GOAL ->
Reproduce every one of the following records verbatim, leaving out the pictures.

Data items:
┌──

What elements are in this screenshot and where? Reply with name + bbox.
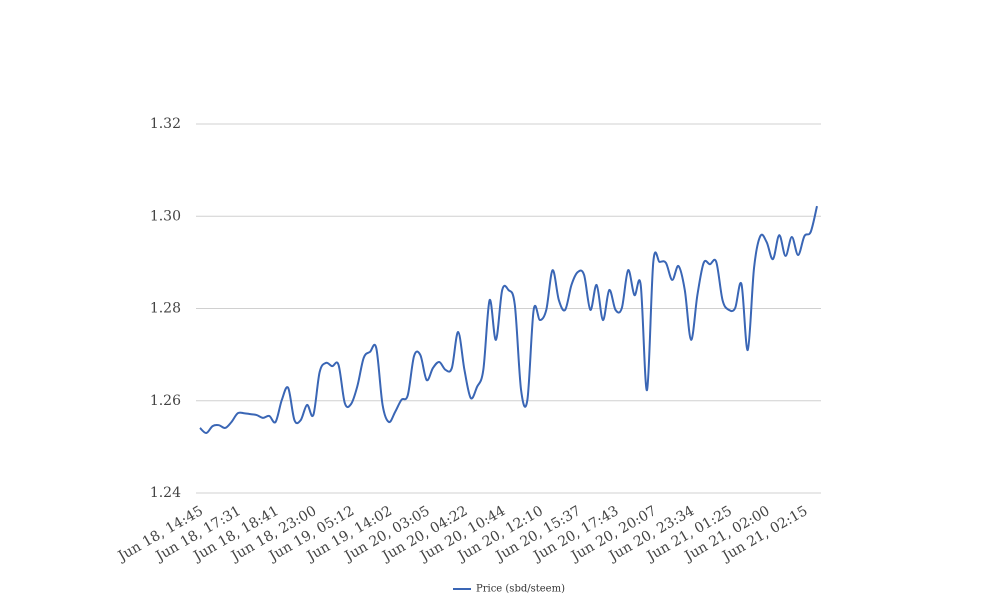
y-tick-label: 1.32: [150, 116, 181, 132]
y-tick-label: 1.26: [150, 393, 181, 409]
price-line: [199, 205, 818, 435]
legend-label: Price (sbd/steem): [476, 584, 565, 595]
y-tick-label: 1.28: [150, 301, 181, 317]
y-tick-label: 1.24: [150, 485, 181, 501]
y-tick-label: 1.30: [150, 208, 181, 224]
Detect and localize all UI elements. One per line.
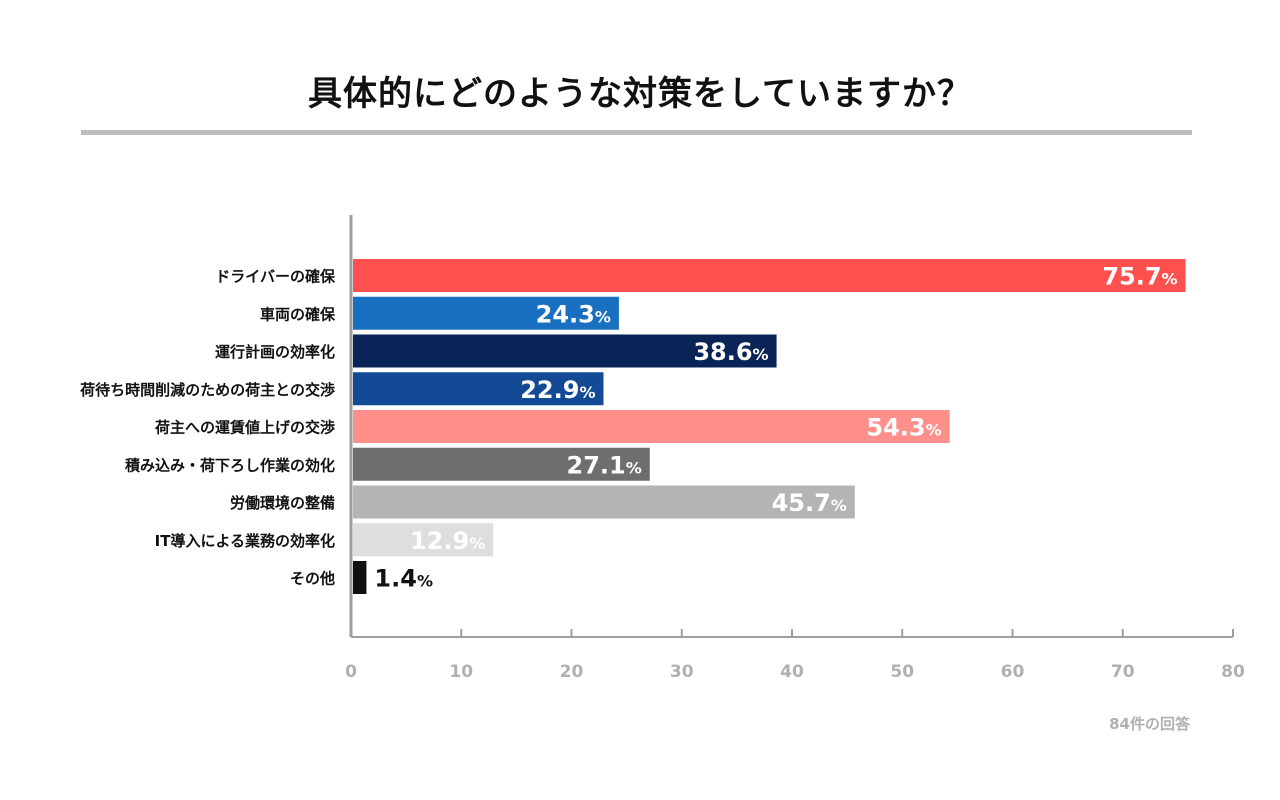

└──

ANSWER IN FULL ->
What elements are in this screenshot and where? Reply with name + bbox.
y-tick-label: 1.32: [150, 116, 181, 132]
y-tick-label: 1.26: [150, 393, 181, 409]
price-line: [199, 205, 818, 435]
legend-label: Price (sbd/steem): [476, 584, 565, 595]
y-tick-label: 1.28: [150, 301, 181, 317]
y-tick-label: 1.24: [150, 485, 181, 501]
y-tick-label: 1.30: [150, 208, 181, 224]
Detect and localize all UI elements. One per line.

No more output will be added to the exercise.